(What you need to do): Repeat the lines of the records below, from the line with "- x-tick-label: 6月: [288, 1028, 301, 1037]" to the line with "- y-tick-label: 2,850: [42, 986, 65, 995]", inclusive.

Element box records
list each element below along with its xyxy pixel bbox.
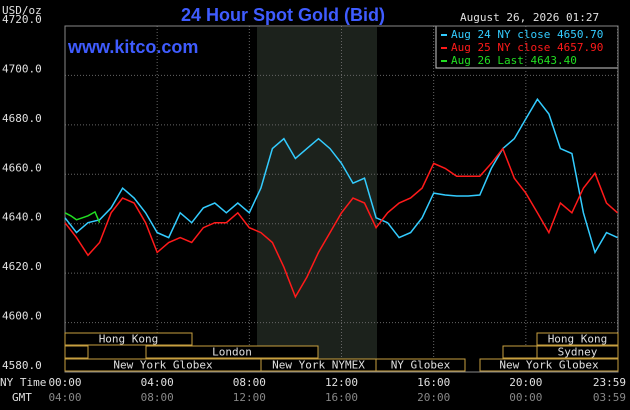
session-box: [536, 345, 619, 359]
y-tick-label: 4680.0: [2, 112, 42, 125]
x2-tick-label: 04:00: [48, 391, 81, 404]
session-box: [502, 345, 538, 359]
session-box: [536, 332, 619, 346]
timestamp: August 26, 2026 01:27: [460, 11, 599, 24]
x2-tick-label: 08:00: [141, 391, 174, 404]
series-line: [64, 97, 618, 255]
x2-tick-label: 16:00: [325, 391, 358, 404]
nymex-shade: [257, 27, 377, 372]
session-label: London: [212, 346, 252, 359]
session-box: [64, 332, 193, 346]
session-label: New York Globex: [113, 359, 213, 372]
session-label: Hong Kong: [99, 333, 159, 346]
session-box: [479, 358, 619, 372]
x-tick-label: 08:00: [233, 376, 266, 389]
x-tick-label: 16:00: [417, 376, 450, 389]
y-axis-label: USD/oz: [2, 4, 42, 17]
y-tick-label: 4600.0: [2, 310, 42, 323]
legend-entry: Aug 26 Last 4643.40: [451, 54, 577, 67]
series-line: [64, 147, 618, 299]
session-label: Sydney: [558, 346, 598, 359]
y-tick-label: 4720.0: [2, 13, 42, 26]
y-tick-label: 4660.0: [2, 161, 42, 174]
session-box: [375, 358, 466, 372]
y-tick-label: 4700.0: [2, 62, 42, 75]
x-row-label: NY Time: [0, 376, 46, 389]
legend-entry: Aug 24 NY close 4650.70: [451, 28, 603, 41]
x-tick-label: 04:00: [141, 376, 174, 389]
x-tick-label: 00:00: [48, 376, 81, 389]
x-tick-label: 23:59: [593, 376, 626, 389]
y-tick-label: 4580.0: [2, 359, 42, 372]
y-tick-label: 4640.0: [2, 211, 42, 224]
session-box: [145, 345, 319, 359]
x2-tick-label: 03:59: [593, 391, 626, 404]
source: www.kitco.com: [67, 37, 198, 57]
session-label: Hong Kong: [548, 333, 608, 346]
plot-border: [64, 25, 619, 373]
x2-tick-label: 00:00: [509, 391, 542, 404]
x-tick-label: 12:00: [325, 376, 358, 389]
y-tick-label: 4620.0: [2, 260, 42, 273]
chart-title: 24 Hour Spot Gold (Bid): [181, 5, 385, 25]
legend-box: [435, 25, 619, 69]
x-tick-label: 20:00: [509, 376, 542, 389]
session-box: [64, 345, 89, 359]
series-line: [64, 210, 101, 223]
session-label: New York NYMEX: [272, 359, 365, 372]
x2-tick-label: 20:00: [417, 391, 450, 404]
legend-entry: Aug 25 NY close 4657.90: [451, 41, 603, 54]
session-label: New York Globex: [499, 359, 599, 372]
x2-row-label: GMT: [12, 391, 32, 404]
x2-tick-label: 12:00: [233, 391, 266, 404]
session-label: NY Globex: [391, 359, 451, 372]
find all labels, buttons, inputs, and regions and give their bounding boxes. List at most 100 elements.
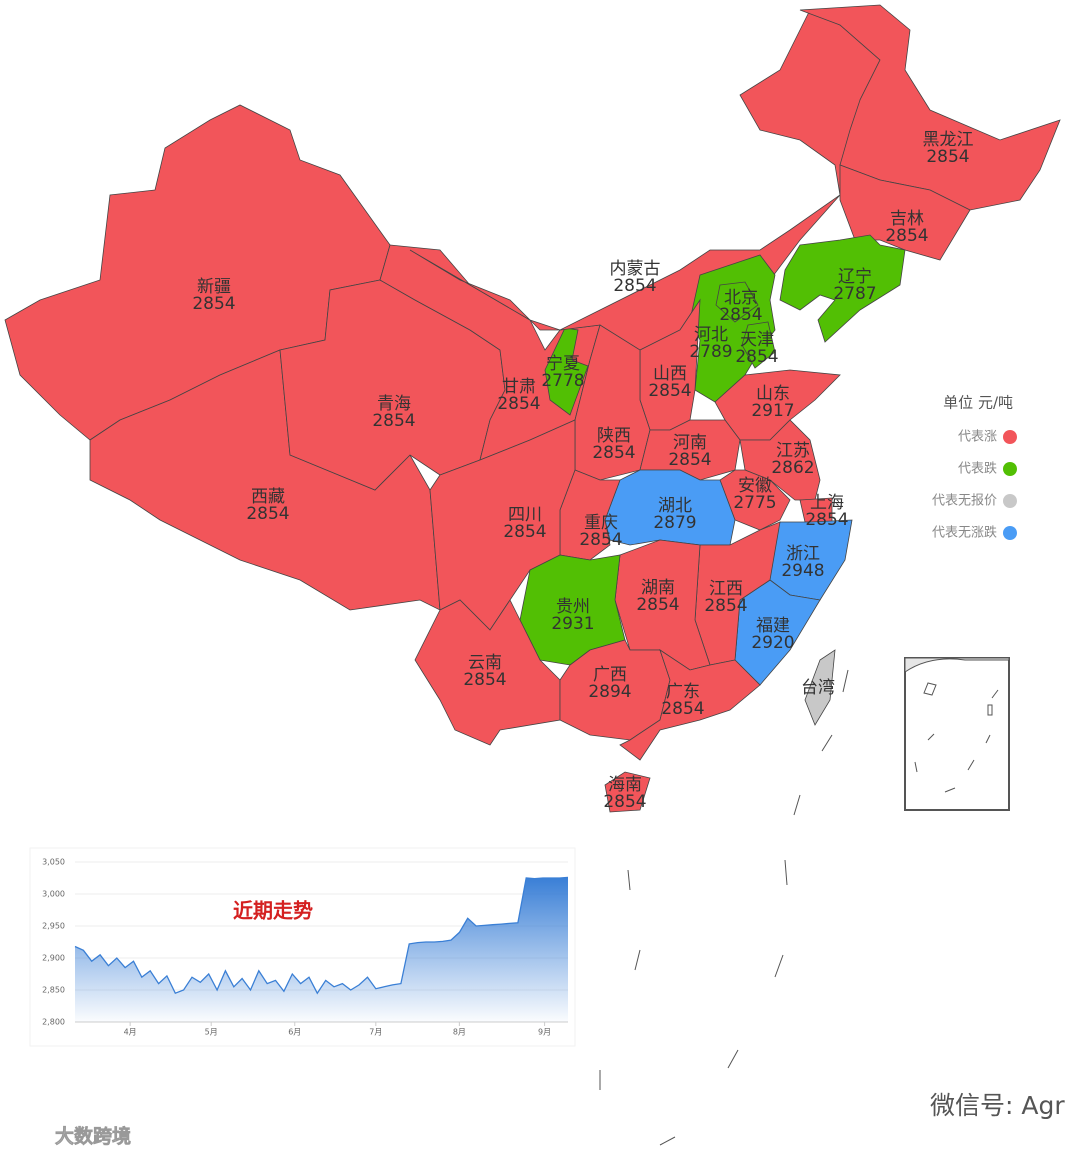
- x-tick-label: 6月: [288, 1028, 301, 1037]
- y-tick-label: 2,800: [42, 1018, 65, 1027]
- y-tick-label: 3,000: [42, 890, 65, 899]
- province-name: 贵州: [556, 597, 590, 617]
- watermark-wechat: 微信号: Agrobate: [930, 1091, 1065, 1120]
- legend-swatch: [1003, 430, 1017, 444]
- province-value: 2854: [735, 347, 778, 367]
- x-tick-label: 4月: [124, 1028, 137, 1037]
- province-name: 宁夏: [546, 354, 580, 374]
- province-name: 甘肃: [502, 377, 536, 397]
- nanhai-inset: [599, 657, 1010, 1146]
- area: [75, 877, 568, 1022]
- province-value: 2854: [805, 510, 848, 530]
- province-name: 新疆: [197, 277, 231, 297]
- legend-label: 代表涨: [958, 430, 997, 445]
- province-value: 2778: [541, 371, 584, 391]
- province-value: 2854: [613, 276, 656, 296]
- province-value: 2920: [751, 633, 794, 653]
- province-name: 浙江: [786, 544, 820, 564]
- map: 新疆2854西藏2854青海2854甘肃2854宁夏2778内蒙古2854黑龙江…: [4, 4, 1061, 813]
- y-tick-label: 2,950: [42, 922, 65, 931]
- province-name: 内蒙古: [610, 259, 661, 279]
- line: [74, 876, 569, 995]
- province-value: 2854: [503, 522, 546, 542]
- province: [604, 771, 651, 813]
- province-value: 2854: [648, 381, 691, 401]
- legend-label: 代表无涨跌: [932, 525, 997, 541]
- province-value: 2854: [372, 411, 415, 431]
- province: [574, 324, 651, 481]
- province-name: 河南: [673, 433, 707, 453]
- province-value: 2854: [704, 596, 747, 616]
- province-name: 陕西: [597, 426, 631, 446]
- y-tick-label: 2,850: [42, 986, 65, 995]
- legend-swatch: [1003, 494, 1017, 508]
- province-value: 2917: [751, 401, 794, 421]
- province: [741, 321, 776, 369]
- province-value: 2787: [833, 284, 876, 304]
- province-value: 2854: [463, 670, 506, 690]
- province-name: 河北: [694, 325, 728, 345]
- province-value: 2894: [588, 682, 631, 702]
- province-value: 2854: [246, 504, 289, 524]
- legend-swatch: [1003, 462, 1017, 476]
- province: [839, 164, 971, 261]
- y-tick-label: 3,050: [42, 858, 65, 867]
- province-name: 江西: [709, 579, 743, 599]
- province-name: 江苏: [776, 441, 810, 461]
- x-tick-label: 9月: [538, 1028, 551, 1037]
- province: [619, 649, 761, 761]
- province-value: 2789: [689, 342, 732, 362]
- province-value: 2854: [192, 294, 235, 314]
- watermark-logo: 大数跨境: [55, 1125, 131, 1148]
- province: [799, 4, 1061, 211]
- x-tick-label: 8月: [453, 1028, 466, 1037]
- province-name: 青海: [377, 394, 411, 414]
- province-name: 吉林: [890, 209, 924, 229]
- y-tick-label: 2,900: [42, 954, 65, 963]
- province-name: 上海: [810, 493, 844, 513]
- province-name: 广东: [666, 682, 700, 702]
- legend-label: 代表无报价: [932, 494, 997, 509]
- province-name: 台湾: [801, 678, 835, 698]
- province-name: 天津: [740, 330, 774, 350]
- province: [779, 234, 906, 343]
- x-tick-label: 5月: [205, 1028, 218, 1037]
- province-name: 西藏: [251, 487, 285, 507]
- province-value: 2854: [926, 147, 969, 167]
- province-value: 2854: [592, 443, 635, 463]
- province-value: 2879: [653, 513, 696, 533]
- province-value: 2862: [771, 458, 814, 478]
- legend-title: 单位 元/吨: [943, 394, 1013, 412]
- province-name: 安徽: [738, 476, 772, 496]
- province-value: 2854: [579, 530, 622, 550]
- legend-swatch: [1003, 526, 1017, 540]
- province-name: 四川: [508, 505, 542, 525]
- province-name: 湖北: [658, 496, 692, 516]
- province-value: 2854: [636, 595, 679, 615]
- x-tick-label: 7月: [369, 1028, 382, 1037]
- chart-title: 近期走势: [233, 899, 313, 923]
- province-name: 黑龙江: [923, 130, 974, 150]
- province-value: 2854: [497, 394, 540, 414]
- province-name: 海南: [608, 775, 642, 795]
- province-value: 2854: [603, 792, 646, 812]
- province-name: 湖南: [641, 578, 675, 598]
- trend-chart: 2,800 2,850 2,900 2,950 3,000 3,050 4月 5月 6月 7月 8月…: [29, 847, 576, 1047]
- province-name: 重庆: [584, 513, 618, 533]
- province-value: 2854: [668, 450, 711, 470]
- province-name: 广西: [593, 665, 627, 685]
- province-name: 辽宁: [838, 267, 872, 287]
- province-value: 2948: [781, 561, 824, 581]
- province-name: 山西: [653, 364, 687, 384]
- province: [804, 649, 836, 726]
- province-value: 2854: [661, 699, 704, 719]
- province: [715, 281, 759, 323]
- province-value: 2931: [551, 614, 594, 634]
- province: [604, 469, 736, 546]
- province: [544, 327, 589, 416]
- province-name: 云南: [468, 653, 502, 673]
- province-value: 2854: [885, 226, 928, 246]
- province-name: 福建: [756, 616, 790, 636]
- province-name: 北京: [724, 288, 758, 308]
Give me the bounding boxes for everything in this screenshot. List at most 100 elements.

(Response to this exercise):
- x-tick-label: 6月: [288, 1028, 301, 1037]
- y-tick-label: 2,800: [42, 1018, 65, 1027]
- y-tick-label: 3,000: [42, 890, 65, 899]
- province-name: 贵州: [556, 597, 590, 617]
- watermark-wechat: 微信号: Agrobate: [930, 1091, 1065, 1120]
- legend-swatch: [1003, 430, 1017, 444]
- province-value: 2854: [735, 347, 778, 367]
- x-tick-label: 4月: [124, 1028, 137, 1037]
- province-name: 宁夏: [546, 354, 580, 374]
- province-name: 甘肃: [502, 377, 536, 397]
- nanhai-inset: [599, 657, 1010, 1146]
- area: [75, 877, 568, 1022]
- province-value: 2854: [805, 510, 848, 530]
- province-name: 新疆: [197, 277, 231, 297]
- legend-label: 代表涨: [958, 430, 997, 445]
- province-value: 2778: [541, 371, 584, 391]
- province-value: 2854: [613, 276, 656, 296]
- province-value: 2920: [751, 633, 794, 653]
- province-name: 浙江: [786, 544, 820, 564]
- map: 新疆2854西藏2854青海2854甘肃2854宁夏2778内蒙古2854黑龙江…: [4, 4, 1061, 813]
- y-tick-label: 2,950: [42, 922, 65, 931]
- province-name: 内蒙古: [610, 259, 661, 279]
- line: [74, 876, 569, 995]
- province-value: 2854: [503, 522, 546, 542]
- province: [604, 771, 651, 813]
- province-value: 2854: [648, 381, 691, 401]
- legend-label: 代表无涨跌: [932, 525, 997, 541]
- province-value: 2854: [372, 411, 415, 431]
- province: [574, 324, 651, 481]
- province-name: 河南: [673, 433, 707, 453]
- province-value: 2854: [704, 596, 747, 616]
- province-name: 陕西: [597, 426, 631, 446]
- y-tick-label: 2,850: [42, 986, 65, 995]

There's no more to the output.